* **SO GEHT'S**
Nenne bitte sämtliche Titel von Alben, die im Auszug über Evidence genannt werden.

* **VORLIEGENDER AUSZUG**
★ ★ ★ ★ ★ ★ ★

»Ich kenne meine Ziele und weiß, was ich erreichen will. Ich glaube auch nicht, dass Rhymesayers sich mit jemandem abgeben würde, der keine Vision hat.«

Evidence
Als Einstand hat sich Evidence kürzlich auf Amerika-Tour mit Atmosphere, Blueprint und Dilated-Beatmacher DJ Babu begeben und freut sich über die guten Erfahrungen: »Es ist ein Reifeprozess für mich. Ich kann es gar nicht erwarten, ins Studio zu gehen und die Eindrücke sacken zu lassen. Inspiration ist ein machtvolles Werkzeug.« Und davon scheint er eine Menge zu haben, denn nicht nur die Tour und das Solo-Album stehen im Terminkalender, es ist außerdem die fünfte LP der Dilated Peoples Directors Of Photography in der Mache und ein Projekt mit DJ-Kumpane The Alchemist, der auch auf Cats & Dogs fleißig mitproduziert hat. Auf die Frage, wie er das alles hinbekommt, fällt die Antwort stilecht aus: »A lot of weed.« Dass die Qualität darunter nicht leidet, ist sich Evidence aber trotzdem sicher und macht Vorfreude auf den nächsten Longplayer seiner Crew: »Ich habe die Vorahnung, dass es unser bis dahin bestes Album sein wird; und zwar aus folgendem Grund: Ich freue mich verdammt noch mal drauf, das Ding zu machen! Directors of Photography wird was Besonderes, da kannst du drauf wetten.«

Eine Reifeprozeß
Nun kommt aber erstmal Cats & Dogs. Der schwerfällig dahinschmetternde Westcoast-Sound, der auch schon The Weatherman prägte, gibt die perfekte Kulisse für den langsamen Rapstil von »Mr Slowflow«. The Alchemist, Evidence und ein paar weitere Co-Produzenten erschaffen einen harmonischen, durch Streicher, Klavier und Synthesizer geprägten kalifornischen Soundstempel. Besonderes Schmankerl ist To Be Continued…, wozu bereits ein Video im Netz zu finden ist, auf dem Evidence Achterbahn-fahrend ohne einen einzigen Schnitt den kompletten Song durchrappt. Der Künstler dazu: »Für mich persönlich ist das ein bahnbrechendes Video. Es wird schwierig für den nächsten Typen sich einfach vor eine Wand zu stellen und zu rappen. Heutzutage kann jeder ein Video haben, aber für mich muss das Lied ein Video wert sein.« Der 34-jährige macht einen sehr reflektierten Eindruck, was sich nicht nur in seinen Antworten, sondern auch auf dem Album niederschlägt. »Als ich The Weatherman aufgenommen habe, war das eine Möglichkeit, mit dem Tod meiner Mutter umzugehen. Seitdem hat mich die Realität eingeholt und es war nicht einfach für mich, da ich mit unzähligen Rechnungen und einer Menge Verantwortung zurückgelassen wurde. Ich bin definitiv erwachsener geworden und du wirst spüren, wie sich dieser Prozess auch in meinen Texten widerspiegelt.« So befindet sich Evidence mit seiner zweiten Solo-LP auf dem besten Weg, aus dem Schatten der Dilated Peoples zu treten. Dass es funktionieren kann, hat Rakaa letztes Jahr bewiesen, als er mit Crown of Thorns ein beachtliches Ausrufezeichen gesetzt hat. Und Evidence’ neues Umfeld bei Rhymesayers wird sich sicherlich auch nicht negativ auf die musikalische Qualität des Kaliforniers auswirken. Mit Regen kann er ja umgehen.
★ ★ ★ ★ ★ ★ ★
* **ERFASSTE DATEN**
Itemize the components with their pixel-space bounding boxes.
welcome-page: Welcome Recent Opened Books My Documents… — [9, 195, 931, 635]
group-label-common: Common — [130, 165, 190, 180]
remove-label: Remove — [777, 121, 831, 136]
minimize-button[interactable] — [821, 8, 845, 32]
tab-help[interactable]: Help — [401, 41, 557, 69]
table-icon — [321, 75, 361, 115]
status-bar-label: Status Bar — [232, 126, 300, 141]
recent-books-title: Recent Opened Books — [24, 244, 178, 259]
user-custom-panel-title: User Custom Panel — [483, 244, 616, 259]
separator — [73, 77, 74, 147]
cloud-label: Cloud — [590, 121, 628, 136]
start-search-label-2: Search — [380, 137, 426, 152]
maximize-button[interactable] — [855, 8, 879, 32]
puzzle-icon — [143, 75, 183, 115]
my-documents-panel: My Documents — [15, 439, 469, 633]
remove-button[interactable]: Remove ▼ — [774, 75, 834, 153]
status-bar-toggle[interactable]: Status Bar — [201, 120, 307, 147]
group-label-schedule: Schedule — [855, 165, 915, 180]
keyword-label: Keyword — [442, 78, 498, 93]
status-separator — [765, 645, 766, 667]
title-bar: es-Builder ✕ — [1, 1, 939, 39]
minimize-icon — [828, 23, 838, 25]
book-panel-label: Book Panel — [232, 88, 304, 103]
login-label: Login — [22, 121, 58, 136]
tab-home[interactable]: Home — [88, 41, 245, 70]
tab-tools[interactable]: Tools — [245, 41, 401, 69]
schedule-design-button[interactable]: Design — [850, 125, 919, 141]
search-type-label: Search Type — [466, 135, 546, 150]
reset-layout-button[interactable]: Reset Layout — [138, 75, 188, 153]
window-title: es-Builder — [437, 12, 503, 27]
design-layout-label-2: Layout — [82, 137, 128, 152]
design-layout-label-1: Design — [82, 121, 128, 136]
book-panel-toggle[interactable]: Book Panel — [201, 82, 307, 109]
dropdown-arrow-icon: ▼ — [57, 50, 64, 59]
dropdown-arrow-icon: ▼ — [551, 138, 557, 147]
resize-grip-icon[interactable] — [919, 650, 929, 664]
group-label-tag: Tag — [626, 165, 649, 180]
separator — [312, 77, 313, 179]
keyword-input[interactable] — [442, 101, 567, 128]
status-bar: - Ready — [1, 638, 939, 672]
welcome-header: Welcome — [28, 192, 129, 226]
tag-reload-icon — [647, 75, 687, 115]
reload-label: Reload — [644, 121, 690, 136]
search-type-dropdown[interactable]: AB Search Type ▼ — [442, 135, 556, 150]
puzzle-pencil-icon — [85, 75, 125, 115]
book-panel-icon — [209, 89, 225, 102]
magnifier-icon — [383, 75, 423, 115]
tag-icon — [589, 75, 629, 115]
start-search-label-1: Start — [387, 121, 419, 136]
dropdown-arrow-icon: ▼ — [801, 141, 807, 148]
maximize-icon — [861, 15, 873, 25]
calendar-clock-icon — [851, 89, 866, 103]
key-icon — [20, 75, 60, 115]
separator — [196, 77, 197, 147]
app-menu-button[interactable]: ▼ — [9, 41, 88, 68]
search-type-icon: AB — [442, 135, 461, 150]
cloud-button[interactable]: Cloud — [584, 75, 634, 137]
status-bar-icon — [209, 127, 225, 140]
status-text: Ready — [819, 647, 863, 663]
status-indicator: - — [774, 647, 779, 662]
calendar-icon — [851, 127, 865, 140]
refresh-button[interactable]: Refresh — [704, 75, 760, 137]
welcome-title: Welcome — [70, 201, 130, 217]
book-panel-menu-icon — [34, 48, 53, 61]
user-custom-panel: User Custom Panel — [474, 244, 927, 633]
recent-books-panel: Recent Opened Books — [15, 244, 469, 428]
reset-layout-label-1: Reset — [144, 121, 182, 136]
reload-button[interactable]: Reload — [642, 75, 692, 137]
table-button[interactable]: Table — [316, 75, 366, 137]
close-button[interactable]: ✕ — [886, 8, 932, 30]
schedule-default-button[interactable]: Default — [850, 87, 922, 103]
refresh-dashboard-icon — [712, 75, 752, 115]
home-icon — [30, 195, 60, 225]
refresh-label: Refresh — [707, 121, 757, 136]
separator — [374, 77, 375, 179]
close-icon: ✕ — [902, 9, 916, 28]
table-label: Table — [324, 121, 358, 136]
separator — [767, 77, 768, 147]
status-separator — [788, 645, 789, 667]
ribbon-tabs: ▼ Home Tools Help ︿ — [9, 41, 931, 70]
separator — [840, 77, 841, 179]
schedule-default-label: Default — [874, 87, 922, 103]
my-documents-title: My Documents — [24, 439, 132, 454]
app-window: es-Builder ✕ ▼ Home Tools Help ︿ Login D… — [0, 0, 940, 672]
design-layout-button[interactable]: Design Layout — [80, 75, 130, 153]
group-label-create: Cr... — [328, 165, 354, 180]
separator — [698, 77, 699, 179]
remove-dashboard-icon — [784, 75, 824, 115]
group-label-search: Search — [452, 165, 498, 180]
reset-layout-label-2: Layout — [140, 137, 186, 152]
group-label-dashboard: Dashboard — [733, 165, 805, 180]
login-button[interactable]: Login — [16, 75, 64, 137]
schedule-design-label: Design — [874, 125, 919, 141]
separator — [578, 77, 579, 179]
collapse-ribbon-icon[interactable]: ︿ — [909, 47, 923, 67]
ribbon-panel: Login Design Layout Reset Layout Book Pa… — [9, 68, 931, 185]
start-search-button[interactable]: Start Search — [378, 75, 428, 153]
★ ★ ★ ★ ★ ★ ★
* **ANTWORTBEREICH**
Cats & Dogs
The Weatherman
Directors Of Photography
Crown of Thorns